Items |
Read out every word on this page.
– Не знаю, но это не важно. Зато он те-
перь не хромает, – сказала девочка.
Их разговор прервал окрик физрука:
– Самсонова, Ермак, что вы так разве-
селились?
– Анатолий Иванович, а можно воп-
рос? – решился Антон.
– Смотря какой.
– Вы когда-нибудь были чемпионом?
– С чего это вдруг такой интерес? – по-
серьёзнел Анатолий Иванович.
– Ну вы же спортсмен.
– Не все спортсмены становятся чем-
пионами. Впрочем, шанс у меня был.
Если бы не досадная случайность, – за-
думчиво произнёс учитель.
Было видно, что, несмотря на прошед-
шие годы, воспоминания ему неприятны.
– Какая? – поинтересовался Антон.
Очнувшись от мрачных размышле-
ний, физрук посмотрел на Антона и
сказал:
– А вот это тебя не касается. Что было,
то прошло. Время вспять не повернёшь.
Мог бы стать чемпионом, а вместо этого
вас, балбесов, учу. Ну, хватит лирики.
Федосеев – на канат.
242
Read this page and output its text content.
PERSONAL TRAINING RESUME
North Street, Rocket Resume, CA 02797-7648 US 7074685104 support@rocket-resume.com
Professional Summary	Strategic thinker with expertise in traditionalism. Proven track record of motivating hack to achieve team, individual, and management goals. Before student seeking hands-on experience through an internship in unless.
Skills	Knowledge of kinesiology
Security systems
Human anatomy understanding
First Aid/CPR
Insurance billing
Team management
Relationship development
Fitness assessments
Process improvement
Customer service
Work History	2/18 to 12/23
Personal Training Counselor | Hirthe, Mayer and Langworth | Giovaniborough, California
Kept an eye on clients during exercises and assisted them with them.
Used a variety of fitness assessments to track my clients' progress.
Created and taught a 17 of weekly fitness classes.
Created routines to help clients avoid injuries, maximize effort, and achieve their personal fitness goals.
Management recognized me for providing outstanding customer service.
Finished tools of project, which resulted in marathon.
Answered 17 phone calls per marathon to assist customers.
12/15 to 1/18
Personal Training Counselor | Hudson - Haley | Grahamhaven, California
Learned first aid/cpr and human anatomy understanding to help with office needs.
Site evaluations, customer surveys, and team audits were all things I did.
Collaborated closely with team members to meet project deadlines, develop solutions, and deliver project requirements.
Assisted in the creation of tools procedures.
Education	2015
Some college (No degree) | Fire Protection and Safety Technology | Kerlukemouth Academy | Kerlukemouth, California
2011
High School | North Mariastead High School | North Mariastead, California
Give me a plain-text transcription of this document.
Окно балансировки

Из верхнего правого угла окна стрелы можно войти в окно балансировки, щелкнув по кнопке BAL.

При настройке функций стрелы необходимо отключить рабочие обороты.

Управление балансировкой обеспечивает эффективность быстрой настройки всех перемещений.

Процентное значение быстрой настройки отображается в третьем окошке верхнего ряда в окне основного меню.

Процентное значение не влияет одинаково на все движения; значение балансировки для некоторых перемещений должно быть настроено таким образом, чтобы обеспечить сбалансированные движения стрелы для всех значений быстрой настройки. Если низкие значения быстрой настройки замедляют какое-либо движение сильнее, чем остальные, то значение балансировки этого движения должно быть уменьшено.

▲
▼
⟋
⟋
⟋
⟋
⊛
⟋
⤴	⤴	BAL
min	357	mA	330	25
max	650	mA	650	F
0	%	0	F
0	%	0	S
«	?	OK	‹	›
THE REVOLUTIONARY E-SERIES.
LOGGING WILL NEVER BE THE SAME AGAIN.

The problem |
Please repeat the listing exactly, with nothing left out.

Correct result |
Read out every word on this page.
– Не знаю, но это не важно. Зато он те-
перь не хромает, – сказала девочка.
Их разговор прервал окрик физрука:
– Самсонова, Ермак, что вы так разве-
селились?
– Анатолий Иванович, а можно воп-
рос? – решился Антон.
– Смотря какой.
– Вы когда-нибудь были чемпионом?
– С чего это вдруг такой интерес? – по-
серьёзнел Анатолий Иванович.
– Ну вы же спортсмен.
– Не все спортсмены становятся чем-
пионами. Впрочем, шанс у меня был.
Если бы не досадная случайность, – за-
думчиво произнёс учитель.
Было видно, что, несмотря на прошед-
шие годы, воспоминания ему неприятны.
– Какая? – поинтересовался Антон.
Очнувшись от мрачных размышле-
ний, физрук посмотрел на Антона и
сказал:
– А вот это тебя не касается. Что было,
то прошло. Время вспять не повернёшь.
Мог бы стать чемпионом, а вместо этого
вас, балбесов, учу. Ну, хватит лирики.
Федосеев – на канат.
242
Read this page and output its text content.
PERSONAL TRAINING RESUME
North Street, Rocket Resume, CA 02797-7648 US 7074685104 support@rocket-resume.com
Professional Summary	Strategic thinker with expertise in traditionalism. Proven track record of motivating hack to achieve team, individual, and management goals. Before student seeking hands-on experience through an internship in unless.
Skills	Knowledge of kinesiology
Security systems
Human anatomy understanding
First Aid/CPR
Insurance billing
Team management
Relationship development
Fitness assessments
Process improvement
Customer service
Work History	2/18 to 12/23
Personal Training Counselor | Hirthe, Mayer and Langworth | Giovaniborough, California
Kept an eye on clients during exercises and assisted them with them.
Used a variety of fitness assessments to track my clients' progress.
Created and taught a 17 of weekly fitness classes.
Created routines to help clients avoid injuries, maximize effort, and achieve their personal fitness goals.
Management recognized me for providing outstanding customer service.
Finished tools of project, which resulted in marathon.
Answered 17 phone calls per marathon to assist customers.
12/15 to 1/18
Personal Training Counselor | Hudson - Haley | Grahamhaven, California
Learned first aid/cpr and human anatomy understanding to help with office needs.
Site evaluations, customer surveys, and team audits were all things I did.
Collaborated closely with team members to meet project deadlines, develop solutions, and deliver project requirements.
Assisted in the creation of tools procedures.
Education	2015
Some college (No degree) | Fire Protection and Safety Technology | Kerlukemouth Academy | Kerlukemouth, California
2011
High School | North Mariastead High School | North Mariastead, California
Give me a plain-text transcription of this document.
Окно балансировки

Из верхнего правого угла окна стрелы можно войти в окно балансировки, щелкнув по кнопке BAL.

При настройке функций стрелы необходимо отключить рабочие обороты.

Управление балансировкой обеспечивает эффективность быстрой настройки всех перемещений.

Процентное значение быстрой настройки отображается в третьем окошке верхнего ряда в окне основного меню.

Процентное значение не влияет одинаково на все движения; значение балансировки для некоторых перемещений должно быть настроено таким образом, чтобы обеспечить сбалансированные движения стрелы для всех значений быстрой настройки. Если низкие значения быстрой настройки замедляют какое-либо движение сильнее, чем остальные, то значение балансировки этого движения должно быть уменьшено.

▲
▼
⟋
⟋
⟋
⟋
⊛
⟋
⤴	⤴	BAL
min	357	mA	330	25
max	650	mA	650	F
0	%	0	F
0	%	0	S
«	?	OK	‹	›
THE REVOLUTIONARY E-SERIES.
LOGGING WILL NEVER BE THE SAME AGAIN.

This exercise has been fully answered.